**Direction:** Which lines below hold the word "Cancel"? Copy all of them.
:: Extracted data ::
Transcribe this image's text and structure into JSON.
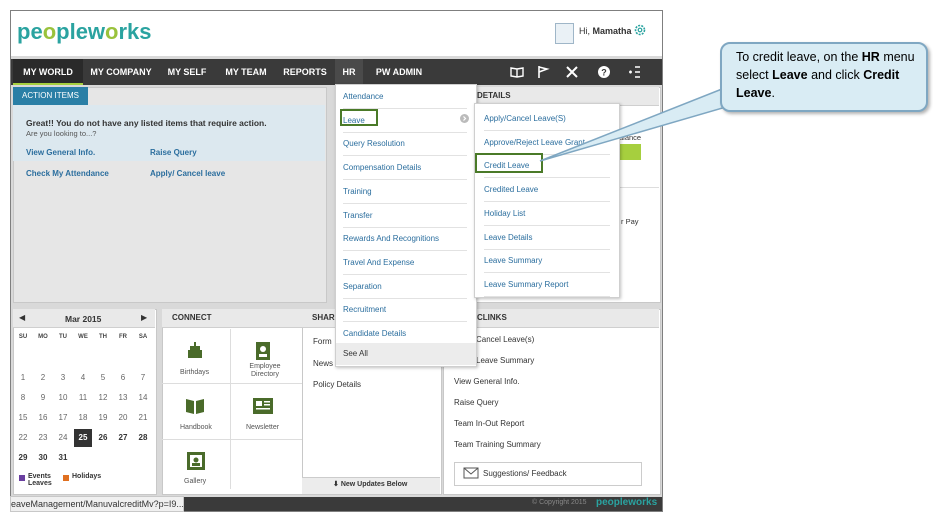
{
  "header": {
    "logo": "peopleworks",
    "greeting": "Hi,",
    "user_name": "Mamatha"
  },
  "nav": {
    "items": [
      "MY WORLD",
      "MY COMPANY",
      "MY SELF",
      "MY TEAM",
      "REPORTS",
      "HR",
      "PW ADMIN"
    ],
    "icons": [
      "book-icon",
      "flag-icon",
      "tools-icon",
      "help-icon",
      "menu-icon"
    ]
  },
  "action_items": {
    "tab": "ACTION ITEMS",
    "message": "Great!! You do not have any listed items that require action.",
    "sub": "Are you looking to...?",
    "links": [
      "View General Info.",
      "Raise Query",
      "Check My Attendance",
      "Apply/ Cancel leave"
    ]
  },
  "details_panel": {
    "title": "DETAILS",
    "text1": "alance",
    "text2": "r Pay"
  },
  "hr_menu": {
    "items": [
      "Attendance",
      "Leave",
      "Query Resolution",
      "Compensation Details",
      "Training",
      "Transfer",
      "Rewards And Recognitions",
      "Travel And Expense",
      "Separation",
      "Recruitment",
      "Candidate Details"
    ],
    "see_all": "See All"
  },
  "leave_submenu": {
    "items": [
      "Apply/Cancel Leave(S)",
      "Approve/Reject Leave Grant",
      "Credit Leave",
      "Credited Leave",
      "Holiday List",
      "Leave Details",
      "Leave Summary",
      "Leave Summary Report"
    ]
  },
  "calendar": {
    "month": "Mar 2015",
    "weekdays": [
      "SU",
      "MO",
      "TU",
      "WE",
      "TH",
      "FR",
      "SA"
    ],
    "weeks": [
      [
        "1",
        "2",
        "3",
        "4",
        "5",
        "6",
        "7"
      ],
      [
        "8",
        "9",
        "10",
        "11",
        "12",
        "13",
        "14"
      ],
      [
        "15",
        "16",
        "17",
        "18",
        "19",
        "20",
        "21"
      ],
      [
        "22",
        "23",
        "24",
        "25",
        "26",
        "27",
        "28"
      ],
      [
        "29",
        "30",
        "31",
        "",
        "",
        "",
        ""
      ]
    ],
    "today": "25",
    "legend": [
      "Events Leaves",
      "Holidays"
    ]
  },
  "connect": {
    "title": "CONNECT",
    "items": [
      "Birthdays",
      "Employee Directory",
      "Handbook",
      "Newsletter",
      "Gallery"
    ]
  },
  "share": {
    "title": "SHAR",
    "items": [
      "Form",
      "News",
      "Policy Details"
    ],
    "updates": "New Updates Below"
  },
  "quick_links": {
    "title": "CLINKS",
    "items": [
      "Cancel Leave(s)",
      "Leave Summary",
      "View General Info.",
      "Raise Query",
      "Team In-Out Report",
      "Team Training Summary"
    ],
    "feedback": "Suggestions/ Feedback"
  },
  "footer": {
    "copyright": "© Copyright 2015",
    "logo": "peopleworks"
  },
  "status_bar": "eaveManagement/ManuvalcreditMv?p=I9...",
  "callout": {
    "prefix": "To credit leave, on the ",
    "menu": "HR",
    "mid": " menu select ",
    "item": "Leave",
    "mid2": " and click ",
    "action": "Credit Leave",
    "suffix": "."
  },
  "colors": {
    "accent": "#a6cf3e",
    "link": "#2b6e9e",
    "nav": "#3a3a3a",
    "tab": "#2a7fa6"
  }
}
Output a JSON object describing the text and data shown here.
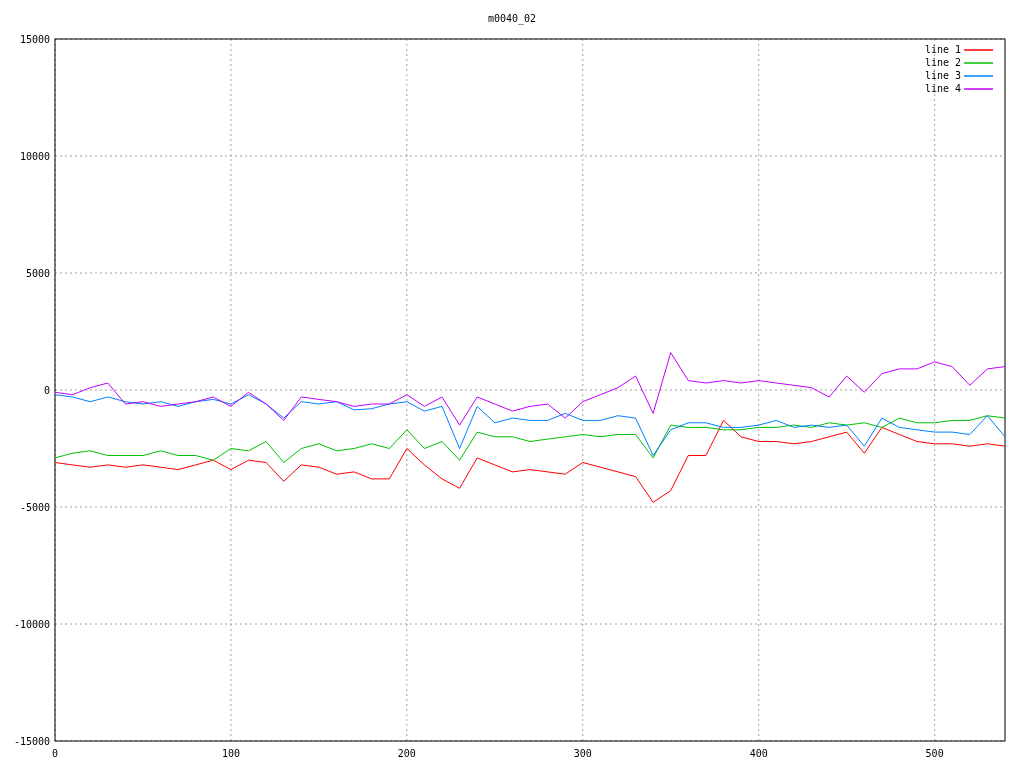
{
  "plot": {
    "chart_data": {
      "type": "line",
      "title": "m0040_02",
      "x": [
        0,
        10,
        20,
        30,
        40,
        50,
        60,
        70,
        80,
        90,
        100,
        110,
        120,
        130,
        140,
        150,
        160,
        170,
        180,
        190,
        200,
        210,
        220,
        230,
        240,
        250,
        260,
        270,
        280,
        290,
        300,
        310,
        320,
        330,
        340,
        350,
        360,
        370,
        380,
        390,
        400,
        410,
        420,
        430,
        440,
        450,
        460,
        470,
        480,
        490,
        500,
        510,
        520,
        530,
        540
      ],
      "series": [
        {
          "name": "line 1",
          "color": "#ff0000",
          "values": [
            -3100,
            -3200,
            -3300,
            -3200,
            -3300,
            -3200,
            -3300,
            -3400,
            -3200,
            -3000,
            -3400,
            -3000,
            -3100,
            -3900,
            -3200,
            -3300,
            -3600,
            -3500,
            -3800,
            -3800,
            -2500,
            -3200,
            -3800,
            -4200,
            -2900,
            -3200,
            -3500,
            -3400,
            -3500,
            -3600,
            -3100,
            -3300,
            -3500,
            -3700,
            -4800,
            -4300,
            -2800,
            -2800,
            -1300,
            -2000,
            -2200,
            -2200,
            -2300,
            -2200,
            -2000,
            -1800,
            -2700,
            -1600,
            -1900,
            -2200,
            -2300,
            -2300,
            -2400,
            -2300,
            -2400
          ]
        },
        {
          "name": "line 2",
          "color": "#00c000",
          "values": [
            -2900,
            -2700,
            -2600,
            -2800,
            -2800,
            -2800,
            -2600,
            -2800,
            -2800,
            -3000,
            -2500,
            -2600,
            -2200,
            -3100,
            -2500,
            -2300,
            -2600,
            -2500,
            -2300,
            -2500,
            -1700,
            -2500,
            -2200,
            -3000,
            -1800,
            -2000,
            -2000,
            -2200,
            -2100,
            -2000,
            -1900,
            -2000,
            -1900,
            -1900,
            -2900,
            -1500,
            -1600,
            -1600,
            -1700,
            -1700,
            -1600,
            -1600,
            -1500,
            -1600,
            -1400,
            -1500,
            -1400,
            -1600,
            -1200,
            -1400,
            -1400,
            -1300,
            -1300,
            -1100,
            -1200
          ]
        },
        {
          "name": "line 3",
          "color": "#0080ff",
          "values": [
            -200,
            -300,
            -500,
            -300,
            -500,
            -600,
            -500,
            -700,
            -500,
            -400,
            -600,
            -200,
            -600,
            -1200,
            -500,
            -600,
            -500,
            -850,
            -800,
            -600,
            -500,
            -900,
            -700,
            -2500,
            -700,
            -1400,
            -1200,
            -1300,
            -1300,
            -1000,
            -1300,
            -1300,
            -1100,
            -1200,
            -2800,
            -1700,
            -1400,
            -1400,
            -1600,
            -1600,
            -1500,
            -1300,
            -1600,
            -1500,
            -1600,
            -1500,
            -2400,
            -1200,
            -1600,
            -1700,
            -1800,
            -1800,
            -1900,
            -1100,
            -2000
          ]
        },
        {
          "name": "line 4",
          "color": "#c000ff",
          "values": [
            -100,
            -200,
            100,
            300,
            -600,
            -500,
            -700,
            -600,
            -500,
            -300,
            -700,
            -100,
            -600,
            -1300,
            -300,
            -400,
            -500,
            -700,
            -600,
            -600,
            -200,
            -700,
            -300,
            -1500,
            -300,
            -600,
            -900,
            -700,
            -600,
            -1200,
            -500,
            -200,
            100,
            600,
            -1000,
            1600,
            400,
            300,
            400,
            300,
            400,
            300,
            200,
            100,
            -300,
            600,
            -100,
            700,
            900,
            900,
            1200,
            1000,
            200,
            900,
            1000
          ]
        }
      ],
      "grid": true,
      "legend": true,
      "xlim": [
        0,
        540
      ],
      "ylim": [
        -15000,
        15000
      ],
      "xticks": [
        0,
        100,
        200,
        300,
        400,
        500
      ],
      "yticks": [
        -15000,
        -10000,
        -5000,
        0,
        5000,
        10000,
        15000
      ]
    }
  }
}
:::
**Solution:**
      "Apply/ Cancel leave"
      "Apply/Cancel Leave(S)",
      "Cancel Leave(s)",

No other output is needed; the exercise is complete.